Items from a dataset
-- start --

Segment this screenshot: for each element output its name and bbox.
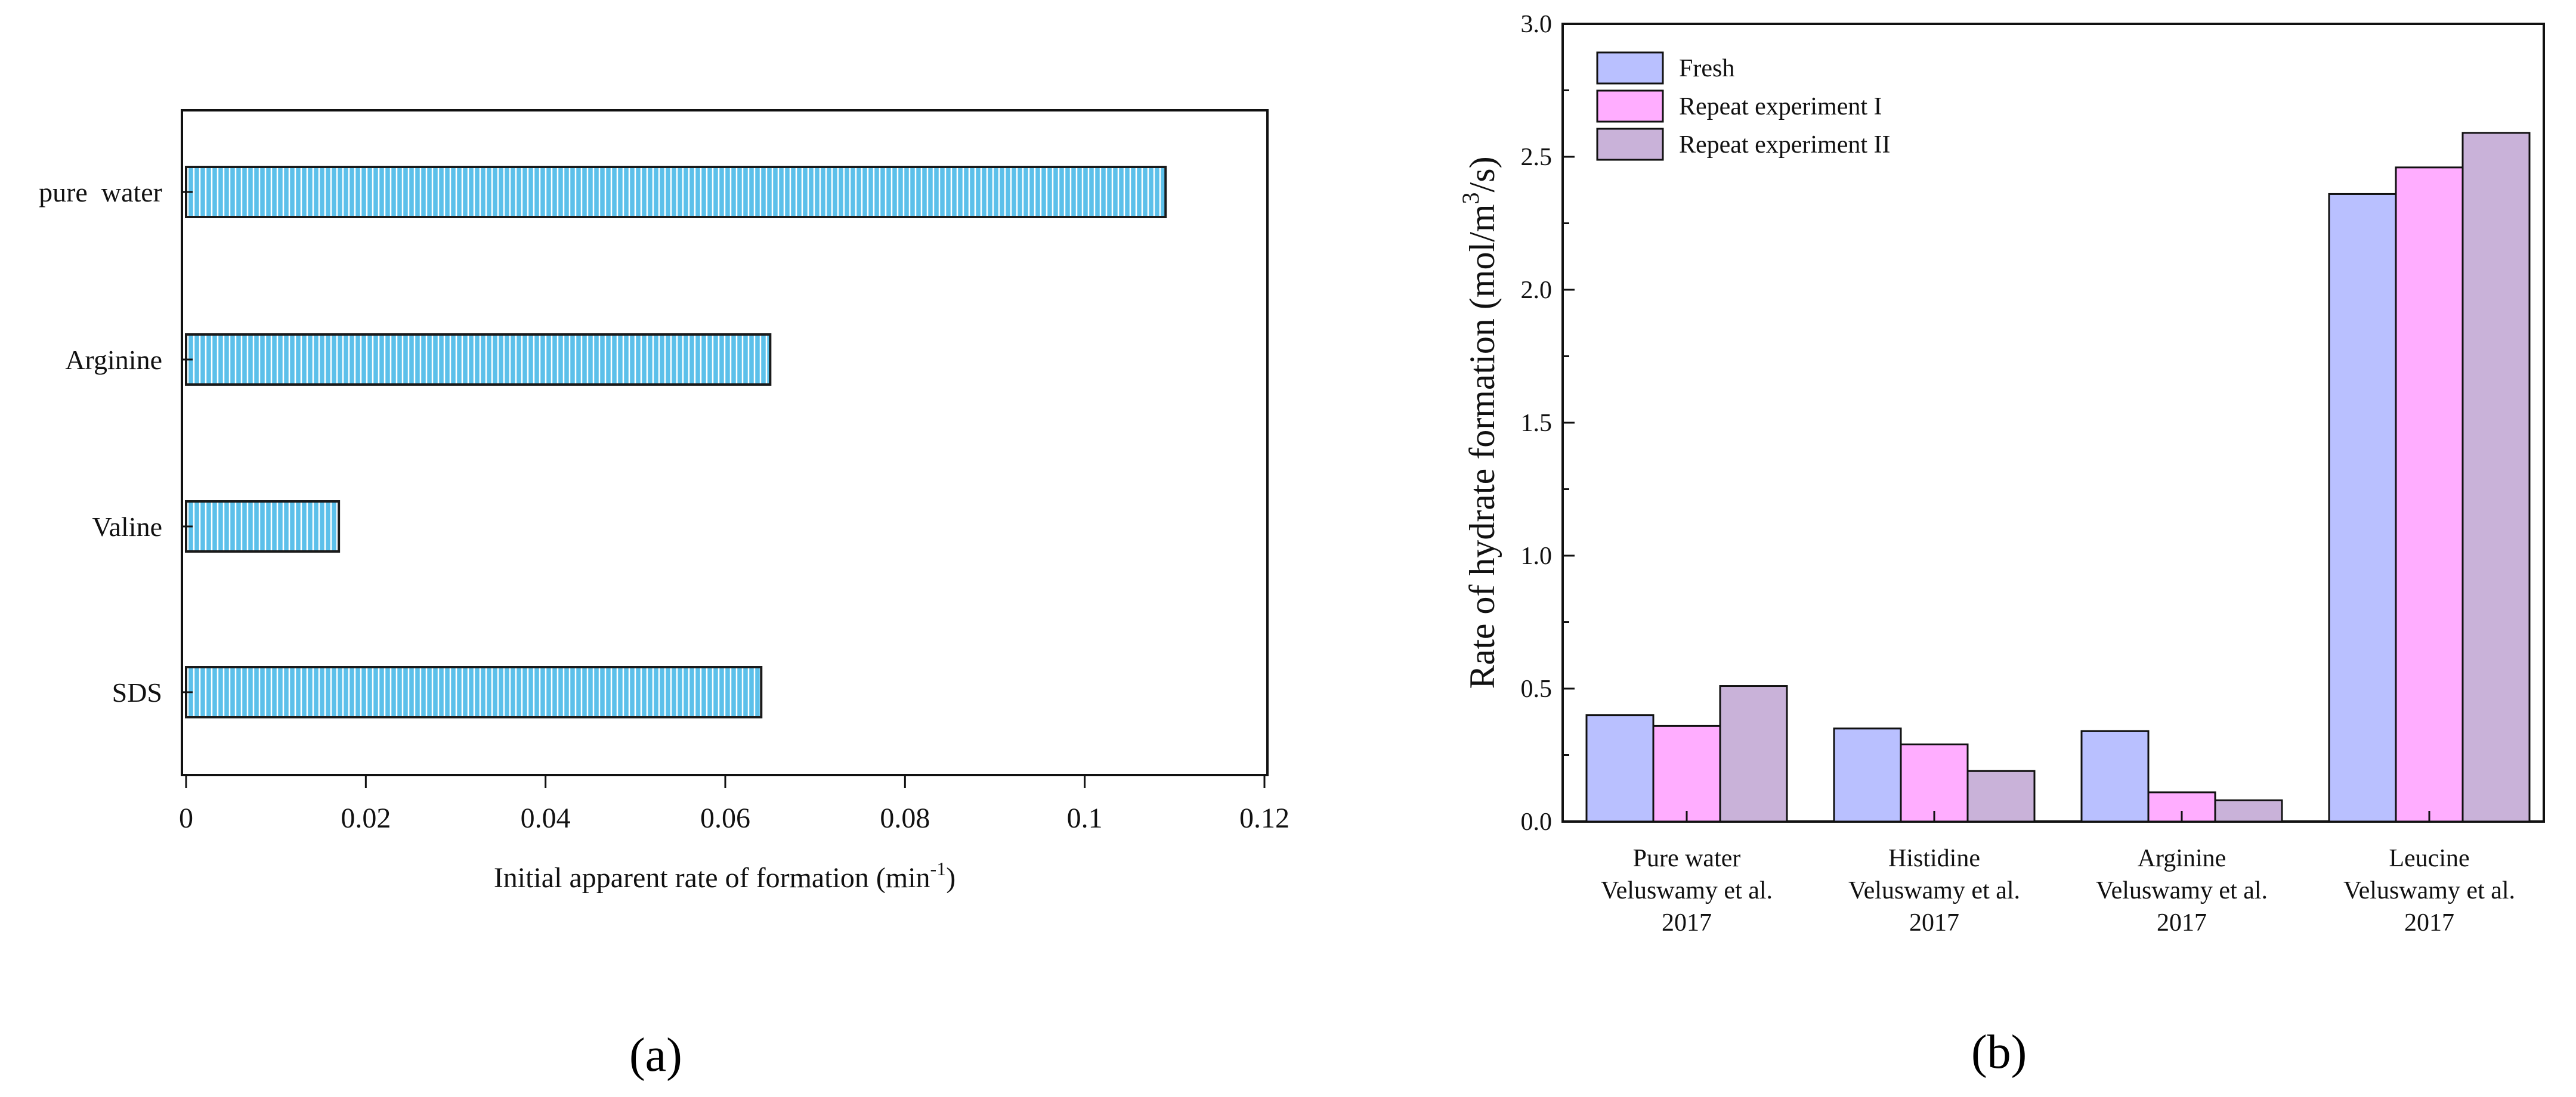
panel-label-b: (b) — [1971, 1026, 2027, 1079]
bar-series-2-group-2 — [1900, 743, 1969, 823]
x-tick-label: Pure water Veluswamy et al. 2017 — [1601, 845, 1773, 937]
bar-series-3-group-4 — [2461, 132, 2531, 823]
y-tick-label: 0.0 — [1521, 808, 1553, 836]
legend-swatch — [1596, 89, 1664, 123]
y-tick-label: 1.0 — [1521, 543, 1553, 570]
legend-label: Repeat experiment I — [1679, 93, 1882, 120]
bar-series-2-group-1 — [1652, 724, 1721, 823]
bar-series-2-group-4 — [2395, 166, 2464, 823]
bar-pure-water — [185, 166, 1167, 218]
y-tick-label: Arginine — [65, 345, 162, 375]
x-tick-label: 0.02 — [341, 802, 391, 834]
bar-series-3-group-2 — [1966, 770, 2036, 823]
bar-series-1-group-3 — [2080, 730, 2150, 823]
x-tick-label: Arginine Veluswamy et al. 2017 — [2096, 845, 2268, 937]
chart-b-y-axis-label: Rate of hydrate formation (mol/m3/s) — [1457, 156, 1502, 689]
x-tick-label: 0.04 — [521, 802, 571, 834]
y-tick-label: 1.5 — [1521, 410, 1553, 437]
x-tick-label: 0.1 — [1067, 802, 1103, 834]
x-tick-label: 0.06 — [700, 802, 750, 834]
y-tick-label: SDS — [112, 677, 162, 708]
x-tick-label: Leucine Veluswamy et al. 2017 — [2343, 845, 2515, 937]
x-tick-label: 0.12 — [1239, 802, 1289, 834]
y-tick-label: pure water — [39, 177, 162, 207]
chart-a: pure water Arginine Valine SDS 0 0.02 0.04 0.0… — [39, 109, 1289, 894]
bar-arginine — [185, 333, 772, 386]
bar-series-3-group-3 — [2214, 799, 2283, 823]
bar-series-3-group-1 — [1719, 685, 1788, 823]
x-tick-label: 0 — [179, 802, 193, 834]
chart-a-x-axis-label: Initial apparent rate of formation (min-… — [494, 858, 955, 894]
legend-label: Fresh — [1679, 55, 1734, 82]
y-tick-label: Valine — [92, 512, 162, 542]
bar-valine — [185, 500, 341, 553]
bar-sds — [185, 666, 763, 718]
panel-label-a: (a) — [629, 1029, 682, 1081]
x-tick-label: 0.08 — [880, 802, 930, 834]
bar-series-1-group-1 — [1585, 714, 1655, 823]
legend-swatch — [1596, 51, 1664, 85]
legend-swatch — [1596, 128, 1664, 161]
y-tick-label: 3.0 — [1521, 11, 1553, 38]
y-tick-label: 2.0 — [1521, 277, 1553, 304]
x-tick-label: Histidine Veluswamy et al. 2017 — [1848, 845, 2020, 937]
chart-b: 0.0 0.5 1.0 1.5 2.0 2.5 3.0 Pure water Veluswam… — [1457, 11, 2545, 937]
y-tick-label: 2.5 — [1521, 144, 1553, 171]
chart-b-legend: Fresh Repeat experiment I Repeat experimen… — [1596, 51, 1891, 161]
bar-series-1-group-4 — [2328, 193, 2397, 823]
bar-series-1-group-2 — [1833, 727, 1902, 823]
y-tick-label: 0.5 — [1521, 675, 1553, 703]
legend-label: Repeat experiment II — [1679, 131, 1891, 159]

-- end --

=== Directive ===
Copy out the lines of the items above, starting with the line containing "panel-label-b: (b) — [1971, 1026, 2027, 1079]" and ending with the line containing "legend-swatch — [1596, 89, 1664, 123]", with both of those lines included.

=== Solution to this task ===
panel-label-b: (b) — [1971, 1026, 2027, 1079]
bar-series-2-group-2 — [1900, 743, 1969, 823]
x-tick-label: Pure water Veluswamy et al. 2017 — [1601, 845, 1773, 937]
bar-series-3-group-4 — [2461, 132, 2531, 823]
y-tick-label: 0.0 — [1521, 808, 1553, 836]
legend-swatch — [1596, 89, 1664, 123]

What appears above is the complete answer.